REQUIREMENT: From the entries that follow, extract each line holding the string "Address".

DATA ROWS:
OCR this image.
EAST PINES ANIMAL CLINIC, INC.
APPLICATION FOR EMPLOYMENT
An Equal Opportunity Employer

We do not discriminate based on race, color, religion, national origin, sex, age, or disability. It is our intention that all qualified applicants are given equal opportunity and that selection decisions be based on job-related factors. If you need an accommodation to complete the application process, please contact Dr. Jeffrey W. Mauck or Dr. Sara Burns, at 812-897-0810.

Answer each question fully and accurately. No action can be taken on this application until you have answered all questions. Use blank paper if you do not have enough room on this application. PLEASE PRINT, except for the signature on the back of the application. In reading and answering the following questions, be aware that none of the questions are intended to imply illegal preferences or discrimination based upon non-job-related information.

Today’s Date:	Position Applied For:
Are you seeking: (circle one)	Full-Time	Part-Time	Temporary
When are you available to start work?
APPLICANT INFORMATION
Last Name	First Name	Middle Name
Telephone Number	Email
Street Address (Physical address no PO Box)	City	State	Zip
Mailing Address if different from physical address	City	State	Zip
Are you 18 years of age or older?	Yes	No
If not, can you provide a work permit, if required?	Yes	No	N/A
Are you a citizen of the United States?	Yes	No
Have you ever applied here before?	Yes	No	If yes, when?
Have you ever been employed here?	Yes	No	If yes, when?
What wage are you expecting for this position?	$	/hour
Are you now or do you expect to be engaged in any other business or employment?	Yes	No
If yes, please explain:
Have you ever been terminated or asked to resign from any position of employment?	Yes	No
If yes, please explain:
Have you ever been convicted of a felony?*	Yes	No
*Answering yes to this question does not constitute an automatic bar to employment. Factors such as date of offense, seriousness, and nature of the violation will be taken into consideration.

FINISHED TASK:
Street Address (Physical address no PO Box)	City	State	Zip
Mailing Address if different from physical address	City	State	Zip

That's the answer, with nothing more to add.